**EXERCISE MATERIAL**:

·····

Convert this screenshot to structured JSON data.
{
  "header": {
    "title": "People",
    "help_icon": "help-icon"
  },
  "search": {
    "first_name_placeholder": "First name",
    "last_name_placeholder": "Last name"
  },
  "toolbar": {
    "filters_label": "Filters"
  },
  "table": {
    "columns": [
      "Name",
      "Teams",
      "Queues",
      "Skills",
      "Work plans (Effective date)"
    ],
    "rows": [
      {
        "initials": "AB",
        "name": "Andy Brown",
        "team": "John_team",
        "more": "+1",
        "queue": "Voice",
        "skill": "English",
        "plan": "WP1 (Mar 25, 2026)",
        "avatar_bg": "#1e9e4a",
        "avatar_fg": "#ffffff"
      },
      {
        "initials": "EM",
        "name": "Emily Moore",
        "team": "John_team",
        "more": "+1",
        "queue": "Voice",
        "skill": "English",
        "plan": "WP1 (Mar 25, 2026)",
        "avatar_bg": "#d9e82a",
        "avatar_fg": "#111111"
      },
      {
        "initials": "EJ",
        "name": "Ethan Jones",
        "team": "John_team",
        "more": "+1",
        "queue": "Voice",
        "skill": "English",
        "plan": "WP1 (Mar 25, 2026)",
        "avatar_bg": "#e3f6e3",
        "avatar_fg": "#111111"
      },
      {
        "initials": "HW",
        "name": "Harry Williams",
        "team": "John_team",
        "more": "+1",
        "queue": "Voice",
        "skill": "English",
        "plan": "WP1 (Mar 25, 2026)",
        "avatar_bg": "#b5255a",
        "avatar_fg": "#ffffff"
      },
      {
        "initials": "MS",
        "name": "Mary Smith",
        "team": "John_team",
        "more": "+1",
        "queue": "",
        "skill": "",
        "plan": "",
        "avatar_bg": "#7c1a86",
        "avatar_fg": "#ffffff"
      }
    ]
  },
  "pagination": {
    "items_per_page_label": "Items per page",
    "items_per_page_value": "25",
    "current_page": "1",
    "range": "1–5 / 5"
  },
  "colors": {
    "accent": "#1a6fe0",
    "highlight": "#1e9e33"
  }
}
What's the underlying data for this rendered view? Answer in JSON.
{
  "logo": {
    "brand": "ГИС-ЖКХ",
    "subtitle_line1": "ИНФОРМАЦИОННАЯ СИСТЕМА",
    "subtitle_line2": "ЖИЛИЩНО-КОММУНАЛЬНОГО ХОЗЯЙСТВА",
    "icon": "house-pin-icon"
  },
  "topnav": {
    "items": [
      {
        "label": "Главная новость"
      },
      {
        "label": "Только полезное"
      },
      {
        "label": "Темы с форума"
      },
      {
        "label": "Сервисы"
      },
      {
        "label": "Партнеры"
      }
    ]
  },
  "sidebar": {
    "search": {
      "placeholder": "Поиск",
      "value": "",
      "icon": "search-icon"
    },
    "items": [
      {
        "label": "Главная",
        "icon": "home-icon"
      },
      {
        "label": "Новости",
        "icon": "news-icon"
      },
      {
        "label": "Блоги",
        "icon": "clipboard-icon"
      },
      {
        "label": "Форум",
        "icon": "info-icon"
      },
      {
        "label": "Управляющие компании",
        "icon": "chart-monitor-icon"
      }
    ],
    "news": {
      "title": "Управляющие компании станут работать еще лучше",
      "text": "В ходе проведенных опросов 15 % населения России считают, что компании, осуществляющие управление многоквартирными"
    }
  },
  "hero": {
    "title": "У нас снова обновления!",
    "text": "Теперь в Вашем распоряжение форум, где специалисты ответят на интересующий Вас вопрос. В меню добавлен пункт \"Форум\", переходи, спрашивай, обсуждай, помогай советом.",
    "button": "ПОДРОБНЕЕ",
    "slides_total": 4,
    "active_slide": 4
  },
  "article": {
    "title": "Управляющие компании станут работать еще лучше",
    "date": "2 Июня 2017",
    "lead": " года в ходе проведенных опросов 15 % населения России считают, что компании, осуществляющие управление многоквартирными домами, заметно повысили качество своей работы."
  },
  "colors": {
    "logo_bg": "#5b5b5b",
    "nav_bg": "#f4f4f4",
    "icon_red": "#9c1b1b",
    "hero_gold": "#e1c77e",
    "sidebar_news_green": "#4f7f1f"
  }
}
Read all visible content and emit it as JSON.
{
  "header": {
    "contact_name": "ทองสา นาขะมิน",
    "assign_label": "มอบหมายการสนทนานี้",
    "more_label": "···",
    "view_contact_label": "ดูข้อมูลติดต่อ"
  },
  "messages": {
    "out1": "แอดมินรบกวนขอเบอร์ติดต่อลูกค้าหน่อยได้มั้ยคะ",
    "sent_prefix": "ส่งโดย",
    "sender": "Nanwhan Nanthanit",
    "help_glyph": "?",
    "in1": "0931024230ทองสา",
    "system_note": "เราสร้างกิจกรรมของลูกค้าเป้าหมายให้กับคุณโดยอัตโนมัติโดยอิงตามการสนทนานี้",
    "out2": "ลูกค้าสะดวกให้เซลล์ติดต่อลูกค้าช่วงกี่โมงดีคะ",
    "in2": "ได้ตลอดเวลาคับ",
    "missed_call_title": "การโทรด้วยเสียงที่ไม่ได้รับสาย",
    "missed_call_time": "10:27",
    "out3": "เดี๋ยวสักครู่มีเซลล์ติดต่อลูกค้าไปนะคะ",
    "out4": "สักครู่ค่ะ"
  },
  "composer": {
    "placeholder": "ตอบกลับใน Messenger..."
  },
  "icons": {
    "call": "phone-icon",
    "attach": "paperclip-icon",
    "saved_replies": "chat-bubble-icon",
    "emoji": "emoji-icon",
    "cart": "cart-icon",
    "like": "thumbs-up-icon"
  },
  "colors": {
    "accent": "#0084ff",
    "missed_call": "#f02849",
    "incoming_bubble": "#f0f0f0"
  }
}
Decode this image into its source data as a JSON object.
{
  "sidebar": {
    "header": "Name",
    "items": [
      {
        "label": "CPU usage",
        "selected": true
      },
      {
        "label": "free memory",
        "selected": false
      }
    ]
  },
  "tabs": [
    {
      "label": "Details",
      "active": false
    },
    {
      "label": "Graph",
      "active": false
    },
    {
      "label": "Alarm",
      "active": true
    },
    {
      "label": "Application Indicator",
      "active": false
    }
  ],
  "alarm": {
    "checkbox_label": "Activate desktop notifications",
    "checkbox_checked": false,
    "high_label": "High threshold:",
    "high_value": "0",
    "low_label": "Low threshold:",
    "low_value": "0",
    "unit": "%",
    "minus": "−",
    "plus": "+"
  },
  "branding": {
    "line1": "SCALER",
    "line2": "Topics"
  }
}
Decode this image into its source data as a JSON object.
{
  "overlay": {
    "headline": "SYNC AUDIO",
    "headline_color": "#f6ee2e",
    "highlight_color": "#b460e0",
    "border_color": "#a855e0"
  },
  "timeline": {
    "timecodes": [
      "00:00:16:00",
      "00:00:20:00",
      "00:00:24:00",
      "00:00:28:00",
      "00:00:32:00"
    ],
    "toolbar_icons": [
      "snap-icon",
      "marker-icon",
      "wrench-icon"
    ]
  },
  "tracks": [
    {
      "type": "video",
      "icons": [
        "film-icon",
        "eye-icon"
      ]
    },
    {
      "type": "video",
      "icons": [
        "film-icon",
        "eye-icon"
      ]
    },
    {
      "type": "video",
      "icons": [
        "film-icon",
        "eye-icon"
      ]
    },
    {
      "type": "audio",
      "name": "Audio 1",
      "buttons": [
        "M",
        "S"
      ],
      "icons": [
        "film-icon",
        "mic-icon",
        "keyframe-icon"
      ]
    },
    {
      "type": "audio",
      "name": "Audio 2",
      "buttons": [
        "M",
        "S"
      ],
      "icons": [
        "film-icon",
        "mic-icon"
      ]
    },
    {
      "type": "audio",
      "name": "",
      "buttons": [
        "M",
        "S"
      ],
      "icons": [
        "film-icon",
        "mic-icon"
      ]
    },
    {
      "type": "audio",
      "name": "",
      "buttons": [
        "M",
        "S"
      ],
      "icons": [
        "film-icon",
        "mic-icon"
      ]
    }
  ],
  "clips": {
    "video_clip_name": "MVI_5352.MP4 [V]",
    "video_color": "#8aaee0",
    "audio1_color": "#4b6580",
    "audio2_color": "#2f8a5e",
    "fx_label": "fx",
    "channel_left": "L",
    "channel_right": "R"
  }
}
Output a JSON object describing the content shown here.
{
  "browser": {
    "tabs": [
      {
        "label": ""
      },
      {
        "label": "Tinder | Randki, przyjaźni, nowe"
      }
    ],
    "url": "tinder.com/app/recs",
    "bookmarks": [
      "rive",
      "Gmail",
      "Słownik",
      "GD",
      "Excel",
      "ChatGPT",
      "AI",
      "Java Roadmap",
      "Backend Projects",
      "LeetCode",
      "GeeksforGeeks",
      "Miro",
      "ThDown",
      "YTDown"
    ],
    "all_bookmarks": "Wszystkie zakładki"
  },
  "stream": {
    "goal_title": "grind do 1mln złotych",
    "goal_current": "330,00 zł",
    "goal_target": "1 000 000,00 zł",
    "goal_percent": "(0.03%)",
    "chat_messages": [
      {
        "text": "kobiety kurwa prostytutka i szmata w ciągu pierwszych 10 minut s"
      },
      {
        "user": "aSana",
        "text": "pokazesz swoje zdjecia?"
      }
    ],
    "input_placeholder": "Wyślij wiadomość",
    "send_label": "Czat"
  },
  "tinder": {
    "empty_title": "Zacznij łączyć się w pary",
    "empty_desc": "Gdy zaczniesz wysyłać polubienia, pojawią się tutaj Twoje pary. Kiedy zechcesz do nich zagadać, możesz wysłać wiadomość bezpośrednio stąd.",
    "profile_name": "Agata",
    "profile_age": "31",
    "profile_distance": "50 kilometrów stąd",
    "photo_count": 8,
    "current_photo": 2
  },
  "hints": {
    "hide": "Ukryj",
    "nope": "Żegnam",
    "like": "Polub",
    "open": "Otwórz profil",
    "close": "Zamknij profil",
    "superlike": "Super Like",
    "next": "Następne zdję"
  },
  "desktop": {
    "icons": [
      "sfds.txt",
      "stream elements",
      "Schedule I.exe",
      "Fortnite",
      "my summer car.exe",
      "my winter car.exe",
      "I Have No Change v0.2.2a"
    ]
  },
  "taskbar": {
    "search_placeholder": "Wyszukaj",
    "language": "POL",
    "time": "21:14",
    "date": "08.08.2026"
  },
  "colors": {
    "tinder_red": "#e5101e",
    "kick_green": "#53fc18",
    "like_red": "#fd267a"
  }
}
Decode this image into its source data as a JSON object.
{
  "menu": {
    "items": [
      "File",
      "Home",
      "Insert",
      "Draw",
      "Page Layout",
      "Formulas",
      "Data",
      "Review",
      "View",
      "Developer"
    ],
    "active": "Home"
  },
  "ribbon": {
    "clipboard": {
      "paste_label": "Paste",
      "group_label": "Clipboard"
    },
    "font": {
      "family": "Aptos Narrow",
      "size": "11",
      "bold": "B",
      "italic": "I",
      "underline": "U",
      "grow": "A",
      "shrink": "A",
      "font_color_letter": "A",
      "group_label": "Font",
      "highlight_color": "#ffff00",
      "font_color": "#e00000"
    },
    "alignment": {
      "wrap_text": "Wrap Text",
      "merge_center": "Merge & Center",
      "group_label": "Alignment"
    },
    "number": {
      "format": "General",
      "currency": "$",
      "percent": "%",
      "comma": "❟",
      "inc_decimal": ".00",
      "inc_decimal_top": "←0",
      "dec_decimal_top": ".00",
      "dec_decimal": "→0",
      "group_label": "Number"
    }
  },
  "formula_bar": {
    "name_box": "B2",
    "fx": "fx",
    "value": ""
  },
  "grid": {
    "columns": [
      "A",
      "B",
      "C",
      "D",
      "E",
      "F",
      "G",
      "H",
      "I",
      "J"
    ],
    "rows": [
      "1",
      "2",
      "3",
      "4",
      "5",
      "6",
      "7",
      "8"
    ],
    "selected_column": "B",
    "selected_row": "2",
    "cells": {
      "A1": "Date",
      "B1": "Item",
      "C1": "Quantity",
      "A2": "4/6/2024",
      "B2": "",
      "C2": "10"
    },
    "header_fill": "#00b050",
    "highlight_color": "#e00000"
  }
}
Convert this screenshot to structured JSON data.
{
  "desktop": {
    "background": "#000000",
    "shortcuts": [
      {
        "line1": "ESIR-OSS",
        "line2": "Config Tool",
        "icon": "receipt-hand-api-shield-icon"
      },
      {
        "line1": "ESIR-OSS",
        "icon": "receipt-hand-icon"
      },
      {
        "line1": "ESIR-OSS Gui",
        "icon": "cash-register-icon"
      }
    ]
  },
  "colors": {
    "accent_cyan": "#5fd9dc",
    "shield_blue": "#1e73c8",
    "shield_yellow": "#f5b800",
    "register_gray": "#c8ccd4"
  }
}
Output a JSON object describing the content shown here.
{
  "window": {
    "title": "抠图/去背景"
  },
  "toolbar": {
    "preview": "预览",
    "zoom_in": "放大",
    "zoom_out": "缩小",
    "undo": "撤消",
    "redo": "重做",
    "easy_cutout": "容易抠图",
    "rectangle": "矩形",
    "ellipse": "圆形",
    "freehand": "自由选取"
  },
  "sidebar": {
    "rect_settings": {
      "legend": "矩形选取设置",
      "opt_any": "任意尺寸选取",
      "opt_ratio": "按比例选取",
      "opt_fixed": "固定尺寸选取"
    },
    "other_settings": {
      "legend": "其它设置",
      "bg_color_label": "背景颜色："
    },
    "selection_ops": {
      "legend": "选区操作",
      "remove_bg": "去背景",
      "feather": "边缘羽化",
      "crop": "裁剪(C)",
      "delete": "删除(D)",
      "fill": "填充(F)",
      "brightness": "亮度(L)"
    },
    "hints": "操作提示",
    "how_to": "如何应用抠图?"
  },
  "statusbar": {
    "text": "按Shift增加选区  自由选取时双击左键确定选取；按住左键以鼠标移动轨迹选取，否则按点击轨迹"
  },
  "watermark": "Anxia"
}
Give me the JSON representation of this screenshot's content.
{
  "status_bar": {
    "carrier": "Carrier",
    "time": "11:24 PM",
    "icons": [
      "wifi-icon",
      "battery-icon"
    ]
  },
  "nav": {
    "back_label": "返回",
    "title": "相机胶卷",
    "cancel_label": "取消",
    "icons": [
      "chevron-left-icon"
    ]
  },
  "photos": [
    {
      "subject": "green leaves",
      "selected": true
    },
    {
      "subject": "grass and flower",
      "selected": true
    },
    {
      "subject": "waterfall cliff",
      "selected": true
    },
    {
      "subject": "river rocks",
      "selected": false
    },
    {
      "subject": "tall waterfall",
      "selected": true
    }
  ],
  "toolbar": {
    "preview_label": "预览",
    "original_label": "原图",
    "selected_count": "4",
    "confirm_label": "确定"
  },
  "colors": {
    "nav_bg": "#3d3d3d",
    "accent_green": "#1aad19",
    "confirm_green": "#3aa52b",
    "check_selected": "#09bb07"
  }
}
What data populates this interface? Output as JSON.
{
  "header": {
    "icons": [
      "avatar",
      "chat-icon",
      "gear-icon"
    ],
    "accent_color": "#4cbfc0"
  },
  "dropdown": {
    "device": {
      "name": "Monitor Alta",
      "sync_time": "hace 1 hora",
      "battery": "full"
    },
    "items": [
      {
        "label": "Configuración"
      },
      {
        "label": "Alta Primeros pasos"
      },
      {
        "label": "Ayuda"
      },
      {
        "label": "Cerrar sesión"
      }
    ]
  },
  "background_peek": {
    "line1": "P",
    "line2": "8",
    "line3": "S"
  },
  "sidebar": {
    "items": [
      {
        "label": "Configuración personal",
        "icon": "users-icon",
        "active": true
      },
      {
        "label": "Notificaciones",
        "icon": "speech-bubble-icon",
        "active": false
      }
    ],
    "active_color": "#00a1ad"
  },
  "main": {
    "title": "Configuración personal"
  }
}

·····

**DIRECTIVE**:
Go through the listing above line by line and say how many lines hold the word "เซลล". Reply with that number only.

**CORRECT OUTPUT**:
2